## Supplied passage:
═══

JP3603299B2 - Test system - Google Patents

Description

[0001]
TECHNICAL FIELD OF THE INVENTION
The present invention relates to a test system for testing an object to be tested, for example, an IC, an LSI, and the like, and relates to a test system that can operate efficiently.
[0002]
[Prior art]
An object to be tested, for example, an IC or an LSI is set in the tester by the handler or the prober. Then, the tester gives a test pattern to the test object, compares the output of the test object with an expected value, and determines pass / fail. The handler, the prober, and the tester constitute one line, and the schedule is managed and operated for each line.
[0003]
Before testing the device under test, setup time is required for setting probers and handlers, loading tester programs, and installing performance boards. The setup time varies depending on each device and a person in charge of operating the device.
[0004]
The test time for testing the device under test also depends on the size of the program, the type of device under test, and the performance of each device. Further, even during the test, the time may exceed the scheduled time due to a transport error of the test object such as a tape jam or an unexpected trouble.
[0005]
Therefore, schedule management was left to each line person in charge. However, due to poor coordination between the lines, the schedules varied among the lines, and the test system could not be operated efficiently. Therefore, an apparatus for automatically scheduling each line is described in Japanese Patent Application Laid-Open No. H10-123216.
[0006]
[Problems to be solved by the invention]
However, even if the scheduling of each line is automated, the load on the test system has not been considered. For this reason, when the test amount of the test object increases and exceeds the capability limit of the test system, there is a problem that a delivery date is delayed.
[0007]
In addition, the tester requires regular maintenance of the operation time, but the scheduling does not consider maintenance. For this reason, there is a problem that the maintenance time is extended, and a failure or failure of consumables or the like causes a failure of the tester and hinders efficient operation.
[0008]
In the scheduling, it is difficult to consider a test time caused by a test program or the like. For this reason, there is a problem that it is difficult to know that the tester is not operating efficiently.
[0009]
Therefore, an object of the present invention is to realize a test system that can operate efficiently.

═══

## Extracted information:
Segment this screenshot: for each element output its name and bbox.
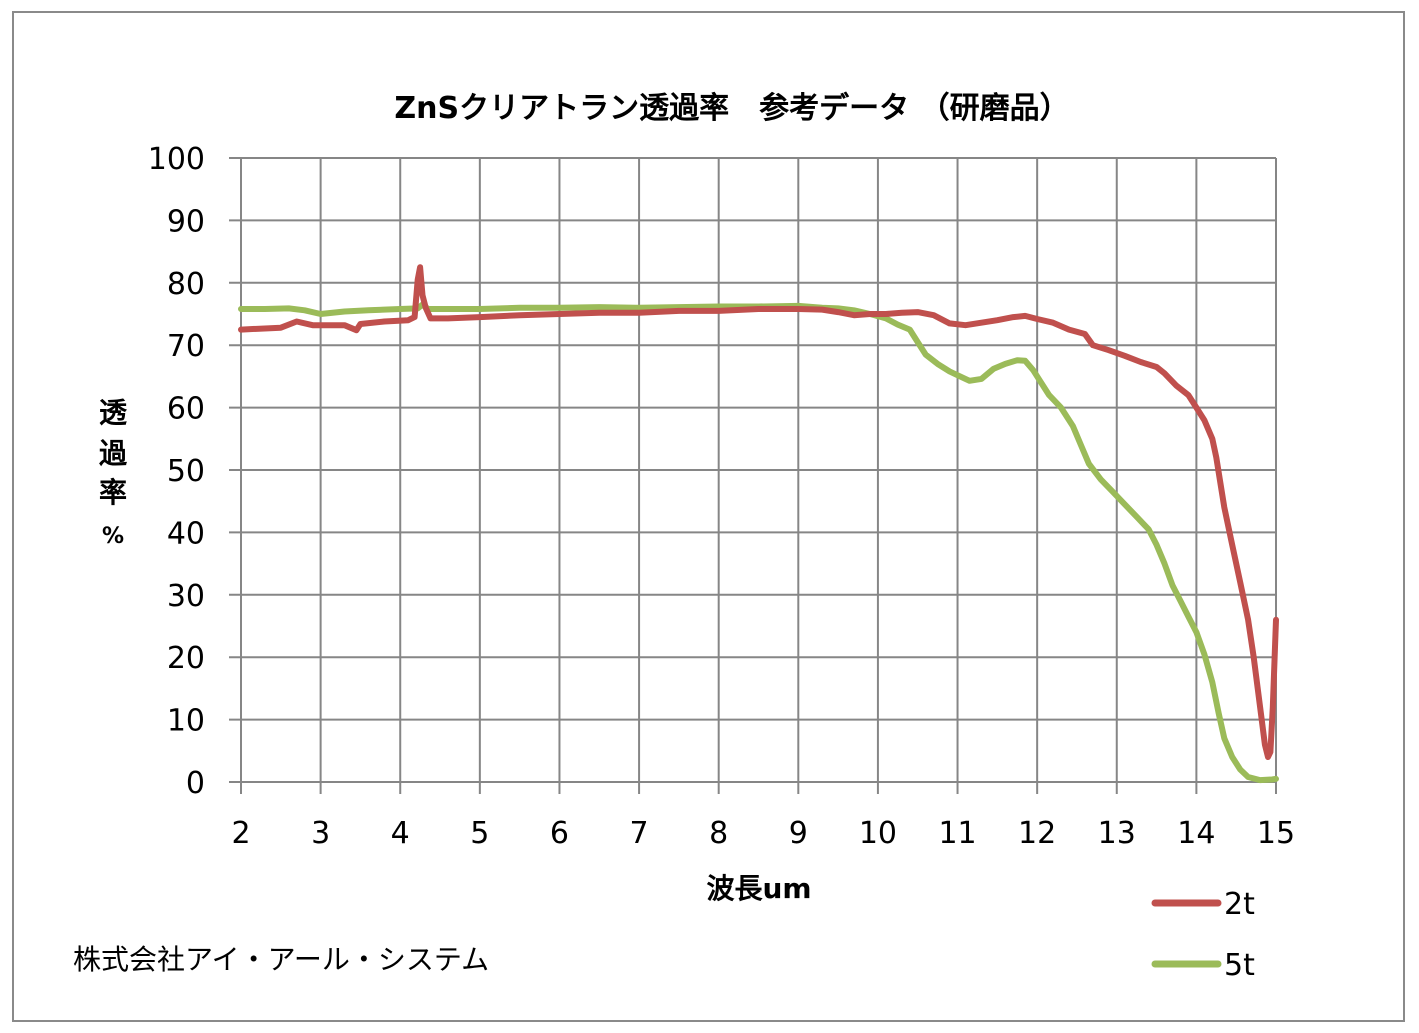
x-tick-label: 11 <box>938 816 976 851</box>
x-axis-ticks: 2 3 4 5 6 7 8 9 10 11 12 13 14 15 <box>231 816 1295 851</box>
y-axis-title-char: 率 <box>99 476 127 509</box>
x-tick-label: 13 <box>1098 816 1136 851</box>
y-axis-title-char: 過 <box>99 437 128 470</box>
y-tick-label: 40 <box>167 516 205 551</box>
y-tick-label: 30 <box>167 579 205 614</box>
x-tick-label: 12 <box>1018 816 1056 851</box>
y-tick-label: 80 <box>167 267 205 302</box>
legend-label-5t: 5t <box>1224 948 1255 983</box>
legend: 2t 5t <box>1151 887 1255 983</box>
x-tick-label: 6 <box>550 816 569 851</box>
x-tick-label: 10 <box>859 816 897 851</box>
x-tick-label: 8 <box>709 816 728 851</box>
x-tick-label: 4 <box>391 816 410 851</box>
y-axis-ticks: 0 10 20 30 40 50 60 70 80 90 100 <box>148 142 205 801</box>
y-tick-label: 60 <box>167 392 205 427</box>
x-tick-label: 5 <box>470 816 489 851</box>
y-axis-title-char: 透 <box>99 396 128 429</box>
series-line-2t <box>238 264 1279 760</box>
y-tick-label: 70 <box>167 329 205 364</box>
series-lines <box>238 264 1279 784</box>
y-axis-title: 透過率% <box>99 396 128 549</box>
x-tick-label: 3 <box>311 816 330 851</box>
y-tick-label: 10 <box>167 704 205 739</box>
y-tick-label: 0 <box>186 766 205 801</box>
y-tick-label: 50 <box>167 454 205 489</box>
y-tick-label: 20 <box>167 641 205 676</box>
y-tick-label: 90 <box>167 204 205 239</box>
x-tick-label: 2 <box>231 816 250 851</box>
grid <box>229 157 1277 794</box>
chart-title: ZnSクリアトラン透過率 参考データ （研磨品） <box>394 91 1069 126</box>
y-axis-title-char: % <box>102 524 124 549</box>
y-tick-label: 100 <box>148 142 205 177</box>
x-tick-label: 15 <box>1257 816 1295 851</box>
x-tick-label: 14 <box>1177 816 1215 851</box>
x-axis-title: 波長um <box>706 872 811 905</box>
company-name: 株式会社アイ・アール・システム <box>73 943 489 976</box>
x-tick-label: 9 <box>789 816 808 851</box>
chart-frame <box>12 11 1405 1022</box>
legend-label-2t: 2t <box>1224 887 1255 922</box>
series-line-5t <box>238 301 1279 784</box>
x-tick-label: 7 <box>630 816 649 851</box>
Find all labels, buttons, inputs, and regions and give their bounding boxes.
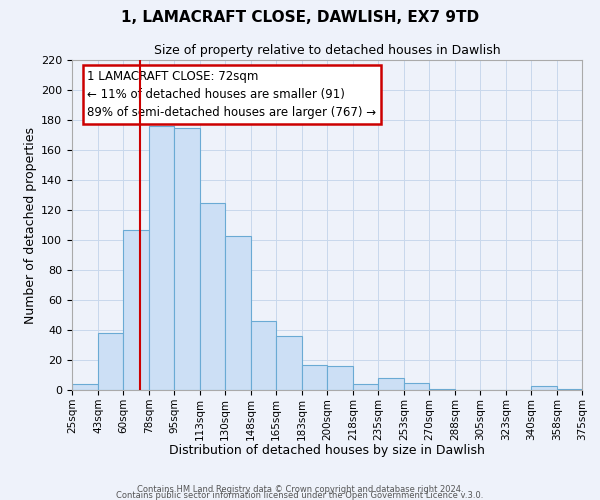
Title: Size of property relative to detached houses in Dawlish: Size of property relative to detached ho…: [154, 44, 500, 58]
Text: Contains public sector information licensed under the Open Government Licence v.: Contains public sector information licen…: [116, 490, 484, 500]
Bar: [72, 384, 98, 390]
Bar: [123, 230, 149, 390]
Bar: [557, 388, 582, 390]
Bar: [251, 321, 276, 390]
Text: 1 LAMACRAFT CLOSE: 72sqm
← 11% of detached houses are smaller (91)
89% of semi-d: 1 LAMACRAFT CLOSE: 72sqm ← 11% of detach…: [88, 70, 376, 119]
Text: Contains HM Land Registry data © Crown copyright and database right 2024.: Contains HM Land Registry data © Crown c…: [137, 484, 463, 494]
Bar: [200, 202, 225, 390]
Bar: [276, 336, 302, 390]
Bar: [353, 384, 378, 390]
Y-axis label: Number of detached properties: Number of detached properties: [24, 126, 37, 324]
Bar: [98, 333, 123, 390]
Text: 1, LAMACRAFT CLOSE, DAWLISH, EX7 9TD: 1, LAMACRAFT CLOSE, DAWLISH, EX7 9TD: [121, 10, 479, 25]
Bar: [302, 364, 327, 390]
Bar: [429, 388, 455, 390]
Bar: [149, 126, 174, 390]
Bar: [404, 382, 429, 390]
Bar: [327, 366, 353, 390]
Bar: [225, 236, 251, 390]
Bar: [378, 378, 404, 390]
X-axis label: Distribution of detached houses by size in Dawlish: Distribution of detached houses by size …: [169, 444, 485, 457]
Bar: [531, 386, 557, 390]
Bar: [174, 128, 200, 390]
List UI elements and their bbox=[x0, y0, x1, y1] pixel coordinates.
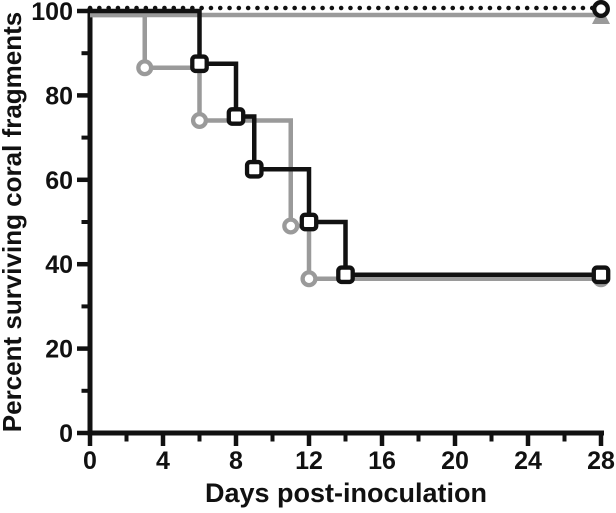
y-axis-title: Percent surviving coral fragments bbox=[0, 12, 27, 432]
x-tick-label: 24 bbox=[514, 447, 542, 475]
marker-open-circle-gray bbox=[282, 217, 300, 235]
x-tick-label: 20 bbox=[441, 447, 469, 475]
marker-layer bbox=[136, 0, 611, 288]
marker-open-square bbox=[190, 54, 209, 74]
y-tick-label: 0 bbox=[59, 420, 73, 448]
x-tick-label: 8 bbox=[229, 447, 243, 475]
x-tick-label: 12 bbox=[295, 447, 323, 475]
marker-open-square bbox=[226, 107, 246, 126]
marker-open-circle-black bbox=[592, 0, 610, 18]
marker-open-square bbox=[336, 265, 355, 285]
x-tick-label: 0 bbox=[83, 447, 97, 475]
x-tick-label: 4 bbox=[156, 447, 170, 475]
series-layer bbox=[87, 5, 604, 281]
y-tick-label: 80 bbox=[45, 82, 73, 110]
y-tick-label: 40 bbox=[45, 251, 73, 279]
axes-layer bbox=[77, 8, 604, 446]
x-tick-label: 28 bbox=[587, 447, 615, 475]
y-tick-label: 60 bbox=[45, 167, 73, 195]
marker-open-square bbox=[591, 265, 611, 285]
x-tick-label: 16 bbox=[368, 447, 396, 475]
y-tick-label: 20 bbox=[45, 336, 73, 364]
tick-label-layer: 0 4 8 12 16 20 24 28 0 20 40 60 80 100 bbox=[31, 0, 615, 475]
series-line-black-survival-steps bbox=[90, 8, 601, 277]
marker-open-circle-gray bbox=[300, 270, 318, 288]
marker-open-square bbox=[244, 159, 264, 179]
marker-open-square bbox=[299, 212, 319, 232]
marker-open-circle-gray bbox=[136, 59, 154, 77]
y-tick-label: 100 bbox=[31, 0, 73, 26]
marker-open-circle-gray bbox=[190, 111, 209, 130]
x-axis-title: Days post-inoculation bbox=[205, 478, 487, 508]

═══

## Job:
Copy out everything in the test system patent from "JP3603299B2 - Test" down to "to a test system that can operate efficiently.". These entries were taken from a separate source.

## Written solution:
JP3603299B2 - Test system - Google Patents

Description

[0001]
TECHNICAL FIELD OF THE INVENTION
The present invention relates to a test system for testing an object to be tested, for example, an IC, an LSI, and the like, and relates to a test system that can operate efficiently.